The finance ministry and Planning Commission going head to head in a battle over the integrity of Fiscal Responsibility Budget Management targets will inevitably result in a "lose-lose" outcome. Why do the finance minister and deputy chairman of the Planning Commission not consider the possibility of another "golden rule" for guaranteeing public fiscal rectitude that would achieve both their aims?

Reconciling the Irreconcilable

The finance ministry and Planning Commission going head to head in a battle over the integrity of Fiscal Responsibility Budget Management targets will inevitably result in a “lose-lose” outcome. Why do the finance minister and deputy chairman of the Planning Commission not consider the possibility of another “golden rule” for guaranteeing public fiscal rectitude that

would achieve both their aims?


ecent discord between the finance minister (FM) and the deputy chairman of the Planning Commission (DC) – on loosening by two years the rigour of deficit reduction targets required by FRBM – appears uncharacteristic and perhaps unnecessary. In not agreeing to DC’s suggestion for relaxing Fiscal Responsibility Budget Management (FRBM) mandated targets, the FM – supported by RBI – is defending the hard-won patina of fiscal credibility (after too long a period of fiscal profligacy) by making a modest start toward achieving that goal. In trying to meet the UPA’s commitments for priority social spending and perhaps to lock in a growth rate of at least 8 per cent for another year or two (although, as Ila Patnaik points out, without any accountability requirements attached), the DC wants to loosen FRBM targets. This tendency seems to be in keeping with the argument he made a year ago about sequestering approximately US$ 5 billion of reserves for infrastructure spending – a proposal that met equal resistance from the FM and RBI and was eventually dropped.

▶ **INFORMATION SHOWN**

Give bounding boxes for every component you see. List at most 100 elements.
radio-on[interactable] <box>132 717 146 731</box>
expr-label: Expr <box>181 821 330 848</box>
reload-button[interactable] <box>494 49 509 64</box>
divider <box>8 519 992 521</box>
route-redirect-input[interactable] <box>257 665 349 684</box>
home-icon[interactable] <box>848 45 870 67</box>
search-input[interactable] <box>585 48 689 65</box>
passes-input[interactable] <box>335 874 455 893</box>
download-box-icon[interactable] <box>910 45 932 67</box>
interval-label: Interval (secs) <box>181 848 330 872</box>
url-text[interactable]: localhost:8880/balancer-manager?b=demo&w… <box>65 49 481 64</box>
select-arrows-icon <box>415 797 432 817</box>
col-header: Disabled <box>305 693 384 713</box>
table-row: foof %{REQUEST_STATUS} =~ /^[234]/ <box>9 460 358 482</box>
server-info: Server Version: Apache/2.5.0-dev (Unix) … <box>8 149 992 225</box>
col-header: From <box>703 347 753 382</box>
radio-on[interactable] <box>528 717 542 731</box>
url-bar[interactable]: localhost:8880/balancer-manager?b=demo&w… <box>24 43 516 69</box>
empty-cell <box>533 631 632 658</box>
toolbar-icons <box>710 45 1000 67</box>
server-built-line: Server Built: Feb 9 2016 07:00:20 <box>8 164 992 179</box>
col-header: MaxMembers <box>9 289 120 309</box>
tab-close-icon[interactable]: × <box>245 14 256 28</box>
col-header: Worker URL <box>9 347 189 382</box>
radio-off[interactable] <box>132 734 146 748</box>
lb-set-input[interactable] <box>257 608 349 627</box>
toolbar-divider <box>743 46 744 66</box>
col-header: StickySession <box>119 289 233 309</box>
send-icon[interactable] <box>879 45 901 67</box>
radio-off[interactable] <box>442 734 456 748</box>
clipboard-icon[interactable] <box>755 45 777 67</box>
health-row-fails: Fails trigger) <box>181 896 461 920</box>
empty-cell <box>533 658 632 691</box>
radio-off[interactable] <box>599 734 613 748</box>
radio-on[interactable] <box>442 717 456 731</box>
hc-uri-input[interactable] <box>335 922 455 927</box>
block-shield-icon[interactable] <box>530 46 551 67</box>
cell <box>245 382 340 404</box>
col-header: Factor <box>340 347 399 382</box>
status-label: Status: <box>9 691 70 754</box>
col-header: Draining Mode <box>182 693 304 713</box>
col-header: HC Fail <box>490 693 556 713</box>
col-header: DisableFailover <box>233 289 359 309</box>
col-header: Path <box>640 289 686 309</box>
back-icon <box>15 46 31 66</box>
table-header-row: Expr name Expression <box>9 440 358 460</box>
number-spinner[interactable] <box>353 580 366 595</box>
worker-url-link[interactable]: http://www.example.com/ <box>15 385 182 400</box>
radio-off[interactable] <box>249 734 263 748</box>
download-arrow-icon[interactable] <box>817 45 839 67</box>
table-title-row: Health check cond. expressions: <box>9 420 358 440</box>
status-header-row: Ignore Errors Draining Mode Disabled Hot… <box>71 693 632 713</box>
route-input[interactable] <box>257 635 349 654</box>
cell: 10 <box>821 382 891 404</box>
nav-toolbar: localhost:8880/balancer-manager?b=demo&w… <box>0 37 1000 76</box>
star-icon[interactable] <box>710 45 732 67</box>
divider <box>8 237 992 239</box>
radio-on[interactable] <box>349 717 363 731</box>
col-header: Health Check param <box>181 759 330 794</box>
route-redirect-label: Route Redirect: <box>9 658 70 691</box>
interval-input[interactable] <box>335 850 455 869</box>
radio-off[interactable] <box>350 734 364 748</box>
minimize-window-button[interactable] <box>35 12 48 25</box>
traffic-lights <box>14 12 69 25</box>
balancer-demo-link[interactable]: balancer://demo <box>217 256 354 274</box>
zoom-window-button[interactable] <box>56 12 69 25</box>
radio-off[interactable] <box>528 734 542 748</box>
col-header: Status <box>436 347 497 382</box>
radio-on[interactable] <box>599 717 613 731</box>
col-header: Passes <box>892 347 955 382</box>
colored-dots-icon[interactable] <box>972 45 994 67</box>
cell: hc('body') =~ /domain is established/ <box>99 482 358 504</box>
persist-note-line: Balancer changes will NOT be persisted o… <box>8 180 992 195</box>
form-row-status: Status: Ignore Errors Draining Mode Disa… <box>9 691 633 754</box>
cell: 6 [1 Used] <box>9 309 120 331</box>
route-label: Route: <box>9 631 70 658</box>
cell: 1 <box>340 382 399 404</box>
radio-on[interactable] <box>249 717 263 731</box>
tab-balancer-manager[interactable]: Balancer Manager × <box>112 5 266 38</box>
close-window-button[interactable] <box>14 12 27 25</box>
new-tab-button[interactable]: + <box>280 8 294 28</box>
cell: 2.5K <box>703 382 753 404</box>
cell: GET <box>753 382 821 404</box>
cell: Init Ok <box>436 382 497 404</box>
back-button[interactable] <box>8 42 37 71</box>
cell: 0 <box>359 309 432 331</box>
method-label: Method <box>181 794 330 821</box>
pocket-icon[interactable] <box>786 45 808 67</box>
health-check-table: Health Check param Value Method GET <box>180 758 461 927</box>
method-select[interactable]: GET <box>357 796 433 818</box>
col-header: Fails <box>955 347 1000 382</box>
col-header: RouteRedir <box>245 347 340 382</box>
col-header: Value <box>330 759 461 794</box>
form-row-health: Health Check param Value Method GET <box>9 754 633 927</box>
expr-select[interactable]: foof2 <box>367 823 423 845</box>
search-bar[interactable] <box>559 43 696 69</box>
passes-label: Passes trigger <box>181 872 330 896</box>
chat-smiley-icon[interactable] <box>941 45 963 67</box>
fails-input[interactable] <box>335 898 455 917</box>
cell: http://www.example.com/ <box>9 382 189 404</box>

▶ **WHAT IS ASKED**
- 1) In the FRBM commentary, roughly how much in reserves did the deputy chairman propose setting aside for infrastructure spending a year earlier?
- 2) Please carry the FRBM commentary forward from its last sentence.

▶ **THE RESULTS**
- 1) Approximately US$5 billion.

- 2)
The unfortunate reality is that the FM and DC are both trying to achieve laudable goals. But resolving the conflict between them by one or the other “losing the argument” may create unacceptable risks for India. And it would certainly send the wrong signals to the outside world whoever won. It would be no bad thing for India and Indians to regard an 8 per cent growth rate as “normal” and accept anything less as equivalent to a recession. That is what Singapore did between 1970 and 2000 when growth of less than 5 per cent was viewed by its government and population as an economic crisis. But it is equally important for India to reduce its gross consolidated fiscal deficit (including quasi-fiscal accounts) from the current level of 11 per cent of GDP to achieve greater fiscal discipline and eventually create more headroom for manoeuvre in enabling priority public spending. Both objectives need to be achieved. Is the current conflict over relaxing FRBM targets obscuring other (and better) alternatives to squaring that circle?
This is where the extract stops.